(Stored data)
──────────────────────────────
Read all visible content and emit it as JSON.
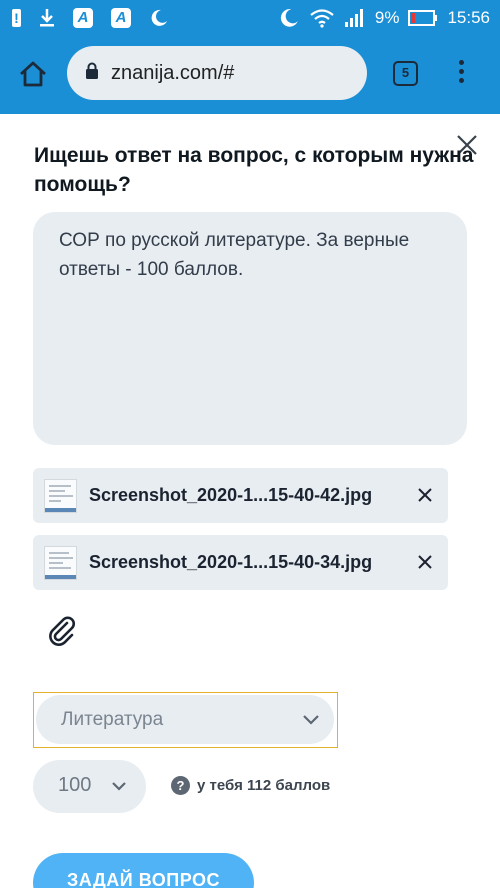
{
  "status_bar": {
    "battery_percent": "9%",
    "time": "15:56",
    "icons_left": [
      "alert-icon",
      "download-icon",
      "app-a-icon",
      "app-a-icon",
      "moon-icon"
    ],
    "icons_right": [
      "moon-icon",
      "wifi-icon",
      "signal-icon",
      "battery-icon"
    ]
  },
  "browser": {
    "url": "znanija.com/#",
    "tab_count": "5"
  },
  "form": {
    "heading": "Ищешь ответ на вопрос, с которым нужна помощь?",
    "question_text": "СОР по русской литературе. За верные ответы - 100 баллов.",
    "attachments": [
      {
        "name": "Screenshot_2020-1...15-40-42.jpg"
      },
      {
        "name": "Screenshot_2020-1...15-40-34.jpg"
      }
    ],
    "subject": "Литература",
    "points": "100",
    "points_note": "у тебя 112 баллов",
    "submit_label": "ЗАДАЙ ВОПРОС"
  },
  "colors": {
    "brand_blue": "#1a8fd6",
    "button_blue": "#4fb3f6",
    "field_bg": "#e8edf2",
    "focus_outline": "#e3b12a"
  }
}
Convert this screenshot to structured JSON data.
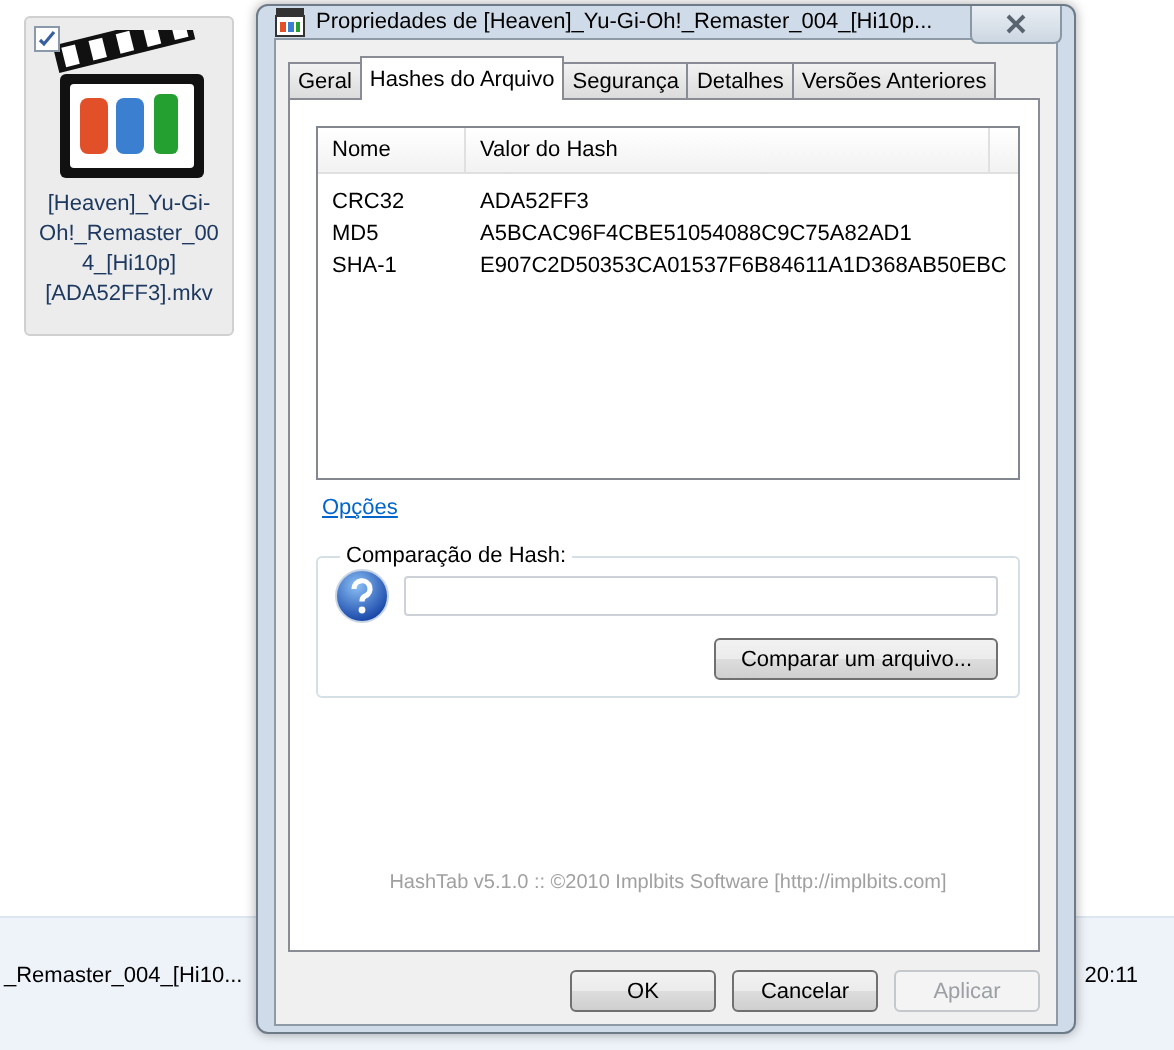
{
  "desktop_item": {
    "checked": true,
    "selected": true,
    "label_lines": [
      "[Heaven]_Yu-Gi-",
      "Oh!_Remaster_00",
      "4_[Hi10p]",
      "[ADA52FF3].mkv"
    ]
  },
  "details_bar": {
    "name": "_Remaster_004_[Hi10...",
    "time": "20:11"
  },
  "window": {
    "title": "Propriedades de [Heaven]_Yu-Gi-Oh!_Remaster_004_[Hi10p..."
  },
  "tabs": [
    {
      "label": "Geral",
      "selected": false
    },
    {
      "label": "Hashes do Arquivo",
      "selected": true
    },
    {
      "label": "Segurança",
      "selected": false
    },
    {
      "label": "Detalhes",
      "selected": false
    },
    {
      "label": "Versões Anteriores",
      "selected": false
    }
  ],
  "table": {
    "columns": [
      "Nome",
      "Valor do Hash"
    ],
    "rows": [
      {
        "name": "CRC32",
        "value": "ADA52FF3"
      },
      {
        "name": "MD5",
        "value": "A5BCAC96F4CBE51054088C9C75A82AD1"
      },
      {
        "name": "SHA-1",
        "value": "E907C2D50353CA01537F6B84611A1D368AB50EBC"
      }
    ]
  },
  "options_link": "Opções",
  "compare_group": {
    "title": "Comparação de Hash:",
    "button": "Comparar um arquivo..."
  },
  "footer": "HashTab v5.1.0 :: ©2010 Implbits Software [http://implbits.com]",
  "buttons": [
    {
      "label": "OK",
      "disabled": false
    },
    {
      "label": "Cancelar",
      "disabled": false
    },
    {
      "label": "Aplicar",
      "disabled": true
    }
  ]
}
──────────────────────────────
• Task to carry out:
Among the records above, find each line holding the string "баллов" and pull it out.

• Output for this task:
    "question_text": "СОР по русской литературе. За верные ответы - 100 баллов.",
    "points_note": "у тебя 112 баллов",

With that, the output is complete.